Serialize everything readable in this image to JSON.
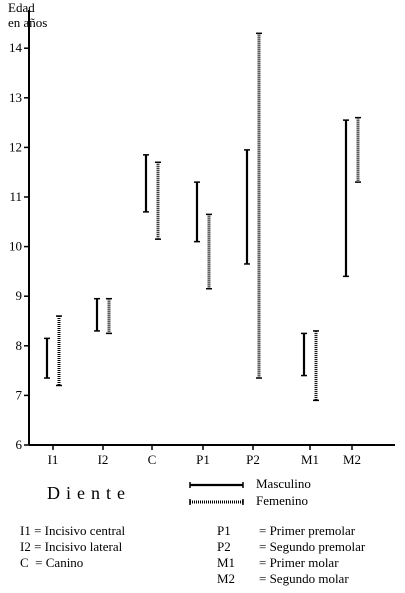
{
  "chart_data": {
    "type": "range",
    "ylabel_line1": "Edad",
    "ylabel_line2": "en años",
    "xlabel": "Diente",
    "ylim": [
      6,
      14.5
    ],
    "yticks": [
      6,
      7,
      8,
      9,
      10,
      11,
      12,
      13,
      14
    ],
    "categories": [
      "I1",
      "I2",
      "C",
      "P1",
      "P2",
      "M1",
      "M2"
    ],
    "series": [
      {
        "name": "Masculino",
        "style": "solid",
        "ranges": [
          [
            7.35,
            8.15
          ],
          [
            8.3,
            8.95
          ],
          [
            10.7,
            11.85
          ],
          [
            10.1,
            11.3
          ],
          [
            9.65,
            11.95
          ],
          [
            7.4,
            8.25
          ],
          [
            9.4,
            12.55
          ]
        ]
      },
      {
        "name": "Femenino",
        "style": "dotted",
        "ranges": [
          [
            7.2,
            8.6
          ],
          [
            8.25,
            8.95
          ],
          [
            10.15,
            11.7
          ],
          [
            9.15,
            10.65
          ],
          [
            7.35,
            14.3
          ],
          [
            6.9,
            8.3
          ],
          [
            11.3,
            12.6
          ]
        ]
      }
    ]
  },
  "key": {
    "left": [
      "I1 = Incisivo central",
      "I2 = Incisivo lateral",
      "C  = Canino"
    ],
    "right": [
      {
        "code": "P1",
        "label": "= Primer premolar"
      },
      {
        "code": "P2",
        "label": "= Segundo premolar"
      },
      {
        "code": "M1",
        "label": "= Primer molar"
      },
      {
        "code": "M2",
        "label": "= Segundo molar"
      }
    ]
  }
}
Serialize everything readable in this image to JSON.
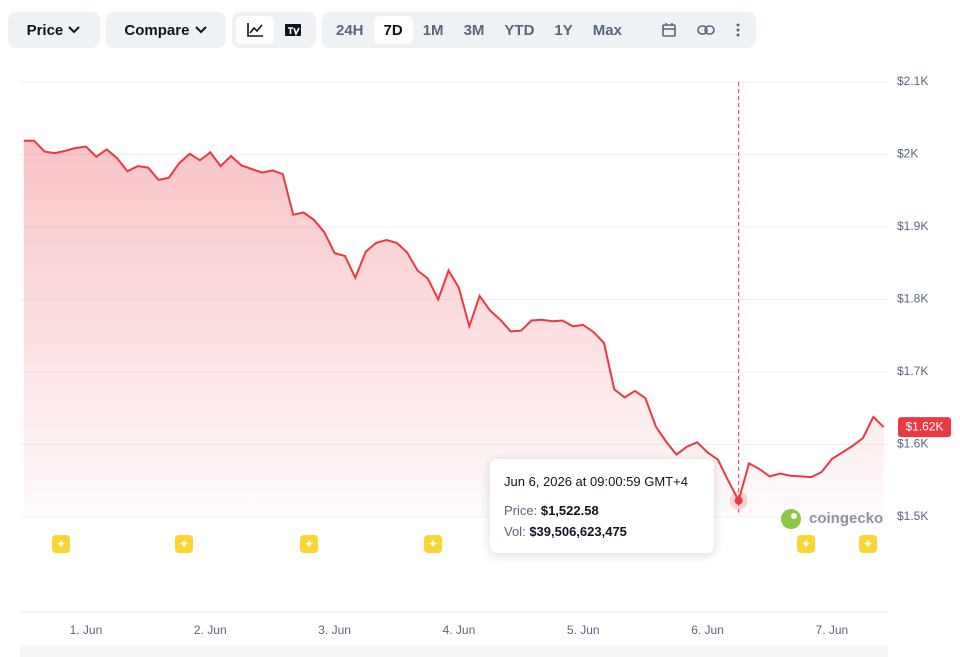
{
  "toolbar": {
    "price": "Price",
    "compare": "Compare",
    "ranges": [
      "24H",
      "7D",
      "1M",
      "3M",
      "YTD",
      "1Y",
      "Max"
    ],
    "active": "7D"
  },
  "tooltip": {
    "date": "Jun 6, 2026 at 09:00:59 GMT+4",
    "price_label": "Price:",
    "vol_label": "Vol:",
    "vol": "$39,506,623,475"
  },
  "watermark": "coingecko",
  "chart_data": {
    "type": "area",
    "categories": [
      null,
      null,
      null,
      null,
      null,
      null,
      "1. Jun",
      null,
      null,
      null,
      null,
      null,
      null,
      null,
      null,
      null,
      null,
      null,
      "2. Jun",
      null,
      null,
      null,
      null,
      null,
      null,
      null,
      null,
      null,
      null,
      null,
      "3. Jun",
      null,
      null,
      null,
      null,
      null,
      null,
      null,
      null,
      null,
      null,
      null,
      "4. Jun",
      null,
      null,
      null,
      null,
      null,
      null,
      null,
      null,
      null,
      null,
      null,
      "5. Jun",
      null,
      null,
      null,
      null,
      null,
      null,
      null,
      null,
      null,
      null,
      null,
      "6. Jun",
      null,
      null,
      null,
      null,
      null,
      null,
      null,
      null,
      null,
      null,
      null,
      "7. Jun",
      null,
      null,
      null,
      null,
      null
    ],
    "values": [
      2019,
      2019,
      2004,
      2002,
      2005,
      2009,
      2011,
      1997,
      2007,
      1995,
      1977,
      1984,
      1982,
      1965,
      1968,
      1988,
      2001,
      1992,
      2003,
      1984,
      1998,
      1985,
      1980,
      1975,
      1978,
      1973,
      1917,
      1920,
      1910,
      1893,
      1864,
      1860,
      1830,
      1866,
      1878,
      1882,
      1878,
      1865,
      1840,
      1829,
      1800,
      1840,
      1816,
      1763,
      1805,
      1785,
      1772,
      1756,
      1757,
      1771,
      1772,
      1770,
      1771,
      1763,
      1765,
      1755,
      1740,
      1676,
      1665,
      1674,
      1664,
      1625,
      1604,
      1586,
      1597,
      1603,
      1589,
      1579,
      1550,
      1522.58,
      1574,
      1566,
      1556,
      1560,
      1557,
      1556,
      1555,
      1562,
      1580,
      1589,
      1598,
      1609,
      1638,
      1624
    ],
    "value_labels": [
      null,
      null,
      null,
      null,
      null,
      null,
      null,
      null,
      null,
      null,
      null,
      null,
      null,
      null,
      null,
      null,
      null,
      null,
      null,
      null,
      null,
      null,
      null,
      null,
      null,
      null,
      null,
      null,
      null,
      null,
      null,
      null,
      null,
      null,
      null,
      null,
      null,
      null,
      null,
      null,
      null,
      null,
      null,
      null,
      null,
      null,
      null,
      null,
      null,
      null,
      null,
      null,
      null,
      null,
      null,
      null,
      null,
      null,
      null,
      null,
      null,
      null,
      null,
      null,
      null,
      null,
      null,
      null,
      null,
      "$1,522.58",
      null,
      null,
      null,
      null,
      null,
      null,
      null,
      null,
      null,
      null,
      null,
      null,
      null,
      "$1.62K"
    ],
    "color": "#ea3943",
    "ylim": [
      1500,
      2100
    ],
    "yticks": [
      {
        "value": 1500,
        "label": "$1.5K"
      },
      {
        "value": 1600,
        "label": "$1.6K"
      },
      {
        "value": 1700,
        "label": "$1.7K"
      },
      {
        "value": 1800,
        "label": "$1.8K"
      },
      {
        "value": 1900,
        "label": "$1.9K"
      },
      {
        "value": 2000,
        "label": "$2K"
      },
      {
        "value": 2100,
        "label": "$2.1K"
      }
    ],
    "grid": true
  }
}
= = = = = = =
▸ Problem to work on
Repeat the material verbatim. Do not carry over any picture.

▸ Solution for this problem
Serialize everything readable in this image to JSON.
{
  "chart_data": {
    "type": "range",
    "ylabel_line1": "Edad",
    "ylabel_line2": "en años",
    "xlabel": "Diente",
    "ylim": [
      6,
      14.5
    ],
    "yticks": [
      6,
      7,
      8,
      9,
      10,
      11,
      12,
      13,
      14
    ],
    "categories": [
      "I1",
      "I2",
      "C",
      "P1",
      "P2",
      "M1",
      "M2"
    ],
    "series": [
      {
        "name": "Masculino",
        "style": "solid",
        "ranges": [
          [
            7.35,
            8.15
          ],
          [
            8.3,
            8.95
          ],
          [
            10.7,
            11.85
          ],
          [
            10.1,
            11.3
          ],
          [
            9.65,
            11.95
          ],
          [
            7.4,
            8.25
          ],
          [
            9.4,
            12.55
          ]
        ]
      },
      {
        "name": "Femenino",
        "style": "dotted",
        "ranges": [
          [
            7.2,
            8.6
          ],
          [
            8.25,
            8.95
          ],
          [
            10.15,
            11.7
          ],
          [
            9.15,
            10.65
          ],
          [
            7.35,
            14.3
          ],
          [
            6.9,
            8.3
          ],
          [
            11.3,
            12.6
          ]
        ]
      }
    ]
  },
  "key": {
    "left": [
      "I1 = Incisivo central",
      "I2 = Incisivo lateral",
      "C  = Canino"
    ],
    "right": [
      {
        "code": "P1",
        "label": "= Primer premolar"
      },
      {
        "code": "P2",
        "label": "= Segundo premolar"
      },
      {
        "code": "M1",
        "label": "= Primer molar"
      },
      {
        "code": "M2",
        "label": "= Segundo molar"
      }
    ]
  }
}
Serialize everything readable in this image to JSON.
{
  "toolbar": {
    "price": "Price",
    "compare": "Compare",
    "ranges": [
      "24H",
      "7D",
      "1M",
      "3M",
      "YTD",
      "1Y",
      "Max"
    ],
    "active": "7D"
  },
  "tooltip": {
    "date": "Jun 6, 2026 at 09:00:59 GMT+4",
    "price_label": "Price:",
    "vol_label": "Vol:",
    "vol": "$39,506,623,475"
  },
  "watermark": "coingecko",
  "chart_data": {
    "type": "area",
    "categories": [
      null,
      null,
      null,
      null,
      null,
      null,
      "1. Jun",
      null,
      null,
      null,
      null,
      null,
      null,
      null,
      null,
      null,
      null,
      null,
      "2. Jun",
      null,
      null,
      null,
      null,
      null,
      null,
      null,
      null,
      null,
      null,
      null,
      "3. Jun",
      null,
      null,
      null,
      null,
      null,
      null,
      null,
      null,
      null,
      null,
      null,
      "4. Jun",
      null,
      null,
      null,
      null,
      null,
      null,
      null,
      null,
      null,
      null,
      null,
      "5. Jun",
      null,
      null,
      null,
      null,
      null,
      null,
      null,
      null,
      null,
      null,
      null,
      "6. Jun",
      null,
      null,
      null,
      null,
      null,
      null,
      null,
      null,
      null,
      null,
      null,
      "7. Jun",
      null,
      null,
      null,
      null,
      null
    ],
    "values": [
      2019,
      2019,
      2004,
      2002,
      2005,
      2009,
      2011,
      1997,
      2007,
      1995,
      1977,
      1984,
      1982,
      1965,
      1968,
      1988,
      2001,
      1992,
      2003,
      1984,
      1998,
      1985,
      1980,
      1975,
      1978,
      1973,
      1917,
      1920,
      1910,
      1893,
      1864,
      1860,
      1830,
      1866,
      1878,
      1882,
      1878,
      1865,
      1840,
      1829,
      1800,
      1840,
      1816,
      1763,
      1805,
      1785,
      1772,
      1756,
      1757,
      1771,
      1772,
      1770,
      1771,
      1763,
      1765,
      1755,
      1740,
      1676,
      1665,
      1674,
      1664,
      1625,
      1604,
      1586,
      1597,
      1603,
      1589,
      1579,
      1550,
      1522.58,
      1574,
      1566,
      1556,
      1560,
      1557,
      1556,
      1555,
      1562,
      1580,
      1589,
      1598,
      1609,
      1638,
      1624
    ],
    "value_labels": [
      null,
      null,
      null,
      null,
      null,
      null,
      null,
      null,
      null,
      null,
      null,
      null,
      null,
      null,
      null,
      null,
      null,
      null,
      null,
      null,
      null,
      null,
      null,
      null,
      null,
      null,
      null,
      null,
      null,
      null,
      null,
      null,
      null,
      null,
      null,
      null,
      null,
      null,
      null,
      null,
      null,
      null,
      null,
      null,
      null,
      null,
      null,
      null,
      null,
      null,
      null,
      null,
      null,
      null,
      null,
      null,
      null,
      null,
      null,
      null,
      null,
      null,
      null,
      null,
      null,
      null,
      null,
      null,
      null,
      "$1,522.58",
      null,
      null,
      null,
      null,
      null,
      null,
      null,
      null,
      null,
      null,
      null,
      null,
      null,
      "$1.62K"
    ],
    "color": "#ea3943",
    "ylim": [
      1500,
      2100
    ],
    "yticks": [
      {
        "value": 1500,
        "label": "$1.5K"
      },
      {
        "value": 1600,
        "label": "$1.6K"
      },
      {
        "value": 1700,
        "label": "$1.7K"
      },
      {
        "value": 1800,
        "label": "$1.8K"
      },
      {
        "value": 1900,
        "label": "$1.9K"
      },
      {
        "value": 2000,
        "label": "$2K"
      },
      {
        "value": 2100,
        "label": "$2.1K"
      }
    ],
    "grid": true
  }
}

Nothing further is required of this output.